## Exercise
Reproduce the material in full, exactly as written.

## Data supplied

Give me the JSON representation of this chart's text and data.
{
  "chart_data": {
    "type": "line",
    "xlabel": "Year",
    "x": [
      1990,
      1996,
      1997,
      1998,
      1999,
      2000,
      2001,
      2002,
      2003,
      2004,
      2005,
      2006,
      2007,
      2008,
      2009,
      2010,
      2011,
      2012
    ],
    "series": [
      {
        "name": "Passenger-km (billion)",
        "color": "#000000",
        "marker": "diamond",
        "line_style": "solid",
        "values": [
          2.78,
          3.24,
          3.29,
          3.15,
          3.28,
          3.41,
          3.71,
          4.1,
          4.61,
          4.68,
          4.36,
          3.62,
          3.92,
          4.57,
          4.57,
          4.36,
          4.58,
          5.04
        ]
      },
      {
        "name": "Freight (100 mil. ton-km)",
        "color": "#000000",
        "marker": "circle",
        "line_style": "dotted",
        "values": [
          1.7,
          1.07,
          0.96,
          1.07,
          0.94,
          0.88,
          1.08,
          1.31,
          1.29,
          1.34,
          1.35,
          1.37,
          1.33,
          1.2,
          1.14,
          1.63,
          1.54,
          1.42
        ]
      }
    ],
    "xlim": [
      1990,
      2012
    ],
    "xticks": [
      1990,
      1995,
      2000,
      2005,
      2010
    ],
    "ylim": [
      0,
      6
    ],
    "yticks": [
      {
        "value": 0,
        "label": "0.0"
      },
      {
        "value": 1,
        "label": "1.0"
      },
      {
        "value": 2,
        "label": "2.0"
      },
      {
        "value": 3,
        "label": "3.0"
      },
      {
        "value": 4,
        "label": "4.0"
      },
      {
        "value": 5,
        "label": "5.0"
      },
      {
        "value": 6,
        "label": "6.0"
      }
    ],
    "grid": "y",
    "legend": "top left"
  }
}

## Full answer
Give me the JSON representation of this chart's text and data.
{
  "chart_data": {
    "type": "line",
    "xlabel": "Year",
    "x": [
      1990,
      1996,
      1997,
      1998,
      1999,
      2000,
      2001,
      2002,
      2003,
      2004,
      2005,
      2006,
      2007,
      2008,
      2009,
      2010,
      2011,
      2012
    ],
    "series": [
      {
        "name": "Passenger-km (billion)",
        "color": "#000000",
        "marker": "diamond",
        "line_style": "solid",
        "values": [
          2.78,
          3.24,
          3.29,
          3.15,
          3.28,
          3.41,
          3.71,
          4.1,
          4.61,
          4.68,
          4.36,
          3.62,
          3.92,
          4.57,
          4.57,
          4.36,
          4.58,
          5.04
        ]
      },
      {
        "name": "Freight (100 mil. ton-km)",
        "color": "#000000",
        "marker": "circle",
        "line_style": "dotted",
        "values": [
          1.7,
          1.07,
          0.96,
          1.07,
          0.94,
          0.88,
          1.08,
          1.31,
          1.29,
          1.34,
          1.35,
          1.37,
          1.33,
          1.2,
          1.14,
          1.63,
          1.54,
          1.42
        ]
      }
    ],
    "xlim": [
      1990,
      2012
    ],
    "xticks": [
      1990,
      1995,
      2000,
      2005,
      2010
    ],
    "ylim": [
      0,
      6
    ],
    "yticks": [
      {
        "value": 0,
        "label": "0.0"
      },
      {
        "value": 1,
        "label": "1.0"
      },
      {
        "value": 2,
        "label": "2.0"
      },
      {
        "value": 3,
        "label": "3.0"
      },
      {
        "value": 4,
        "label": "4.0"
      },
      {
        "value": 5,
        "label": "5.0"
      },
      {
        "value": 6,
        "label": "6.0"
      }
    ],
    "grid": "y",
    "legend": "top left"
  }
}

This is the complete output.